Please write out the complete listing that follows, exactly as it reads.

TASK INPUTS:
+ + +

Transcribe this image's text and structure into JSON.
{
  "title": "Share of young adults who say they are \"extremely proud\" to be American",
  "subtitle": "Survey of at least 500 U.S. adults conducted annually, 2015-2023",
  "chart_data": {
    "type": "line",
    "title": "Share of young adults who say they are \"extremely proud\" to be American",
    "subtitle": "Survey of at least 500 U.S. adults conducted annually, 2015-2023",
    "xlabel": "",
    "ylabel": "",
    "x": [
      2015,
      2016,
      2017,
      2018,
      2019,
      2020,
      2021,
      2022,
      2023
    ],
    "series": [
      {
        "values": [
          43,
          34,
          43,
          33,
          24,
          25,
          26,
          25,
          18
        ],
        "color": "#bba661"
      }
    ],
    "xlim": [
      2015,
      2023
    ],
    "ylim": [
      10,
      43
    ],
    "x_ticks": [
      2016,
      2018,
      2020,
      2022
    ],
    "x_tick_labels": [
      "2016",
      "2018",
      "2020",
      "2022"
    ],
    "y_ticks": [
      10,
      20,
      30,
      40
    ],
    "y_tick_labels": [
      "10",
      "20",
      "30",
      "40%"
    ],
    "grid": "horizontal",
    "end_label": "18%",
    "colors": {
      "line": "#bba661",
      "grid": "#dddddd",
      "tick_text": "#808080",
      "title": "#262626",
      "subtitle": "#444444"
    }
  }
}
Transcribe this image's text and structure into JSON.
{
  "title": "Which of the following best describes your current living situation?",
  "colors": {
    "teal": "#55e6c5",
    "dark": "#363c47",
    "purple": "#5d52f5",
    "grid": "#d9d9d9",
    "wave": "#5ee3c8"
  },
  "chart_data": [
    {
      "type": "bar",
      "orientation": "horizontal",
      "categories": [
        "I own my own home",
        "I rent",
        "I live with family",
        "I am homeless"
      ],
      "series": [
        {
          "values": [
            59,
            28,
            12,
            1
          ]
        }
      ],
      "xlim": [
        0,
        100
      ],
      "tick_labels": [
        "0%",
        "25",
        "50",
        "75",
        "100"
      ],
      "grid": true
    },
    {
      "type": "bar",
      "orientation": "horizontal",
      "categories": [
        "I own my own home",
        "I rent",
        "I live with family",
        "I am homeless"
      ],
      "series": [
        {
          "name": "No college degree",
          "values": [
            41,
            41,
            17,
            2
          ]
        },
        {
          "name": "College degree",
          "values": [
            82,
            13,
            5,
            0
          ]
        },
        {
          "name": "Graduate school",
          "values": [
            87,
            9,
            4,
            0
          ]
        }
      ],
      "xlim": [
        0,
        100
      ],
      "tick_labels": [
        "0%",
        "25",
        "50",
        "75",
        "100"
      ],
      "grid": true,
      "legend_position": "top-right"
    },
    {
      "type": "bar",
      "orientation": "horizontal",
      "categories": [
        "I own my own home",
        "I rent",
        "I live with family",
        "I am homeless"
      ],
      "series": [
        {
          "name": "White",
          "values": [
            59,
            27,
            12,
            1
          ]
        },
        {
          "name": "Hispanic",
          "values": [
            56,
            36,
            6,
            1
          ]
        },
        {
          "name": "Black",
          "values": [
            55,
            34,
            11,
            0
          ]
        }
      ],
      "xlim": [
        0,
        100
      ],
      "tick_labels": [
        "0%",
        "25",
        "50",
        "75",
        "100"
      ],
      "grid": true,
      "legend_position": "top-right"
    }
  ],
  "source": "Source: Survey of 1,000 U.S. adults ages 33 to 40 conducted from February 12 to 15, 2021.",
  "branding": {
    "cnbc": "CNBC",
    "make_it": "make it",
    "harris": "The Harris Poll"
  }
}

+ + +

TASK OUTPUT:
Transcribe this image's text and structure into JSON.
{
  "title": "Share of young adults who say they are \"extremely proud\" to be American",
  "subtitle": "Survey of at least 500 U.S. adults conducted annually, 2015-2023",
  "chart_data": {
    "type": "line",
    "title": "Share of young adults who say they are \"extremely proud\" to be American",
    "subtitle": "Survey of at least 500 U.S. adults conducted annually, 2015-2023",
    "xlabel": "",
    "ylabel": "",
    "x": [
      2015,
      2016,
      2017,
      2018,
      2019,
      2020,
      2021,
      2022,
      2023
    ],
    "series": [
      {
        "values": [
          43,
          34,
          43,
          33,
          24,
          25,
          26,
          25,
          18
        ],
        "color": "#bba661"
      }
    ],
    "xlim": [
      2015,
      2023
    ],
    "ylim": [
      10,
      43
    ],
    "x_ticks": [
      2016,
      2018,
      2020,
      2022
    ],
    "x_tick_labels": [
      "2016",
      "2018",
      "2020",
      "2022"
    ],
    "y_ticks": [
      10,
      20,
      30,
      40
    ],
    "y_tick_labels": [
      "10",
      "20",
      "30",
      "40%"
    ],
    "grid": "horizontal",
    "end_label": "18%",
    "colors": {
      "line": "#bba661",
      "grid": "#dddddd",
      "tick_text": "#808080",
      "title": "#262626",
      "subtitle": "#444444"
    }
  }
}
Transcribe this image's text and structure into JSON.
{
  "title": "Which of the following best describes your current living situation?",
  "colors": {
    "teal": "#55e6c5",
    "dark": "#363c47",
    "purple": "#5d52f5",
    "grid": "#d9d9d9",
    "wave": "#5ee3c8"
  },
  "chart_data": [
    {
      "type": "bar",
      "orientation": "horizontal",
      "categories": [
        "I own my own home",
        "I rent",
        "I live with family",
        "I am homeless"
      ],
      "series": [
        {
          "values": [
            59,
            28,
            12,
            1
          ]
        }
      ],
      "xlim": [
        0,
        100
      ],
      "tick_labels": [
        "0%",
        "25",
        "50",
        "75",
        "100"
      ],
      "grid": true
    },
    {
      "type": "bar",
      "orientation": "horizontal",
      "categories": [
        "I own my own home",
        "I rent",
        "I live with family",
        "I am homeless"
      ],
      "series": [
        {
          "name": "No college degree",
          "values": [
            41,
            41,
            17,
            2
          ]
        },
        {
          "name": "College degree",
          "values": [
            82,
            13,
            5,
            0
          ]
        },
        {
          "name": "Graduate school",
          "values": [
            87,
            9,
            4,
            0
          ]
        }
      ],
      "xlim": [
        0,
        100
      ],
      "tick_labels": [
        "0%",
        "25",
        "50",
        "75",
        "100"
      ],
      "grid": true,
      "legend_position": "top-right"
    },
    {
      "type": "bar",
      "orientation": "horizontal",
      "categories": [
        "I own my own home",
        "I rent",
        "I live with family",
        "I am homeless"
      ],
      "series": [
        {
          "name": "White",
          "values": [
            59,
            27,
            12,
            1
          ]
        },
        {
          "name": "Hispanic",
          "values": [
            56,
            36,
            6,
            1
          ]
        },
        {
          "name": "Black",
          "values": [
            55,
            34,
            11,
            0
          ]
        }
      ],
      "xlim": [
        0,
        100
      ],
      "tick_labels": [
        "0%",
        "25",
        "50",
        "75",
        "100"
      ],
      "grid": true,
      "legend_position": "top-right"
    }
  ],
  "source": "Source: Survey of 1,000 U.S. adults ages 33 to 40 conducted from February 12 to 15, 2021.",
  "branding": {
    "cnbc": "CNBC",
    "make_it": "make it",
    "harris": "The Harris Poll"
  }
}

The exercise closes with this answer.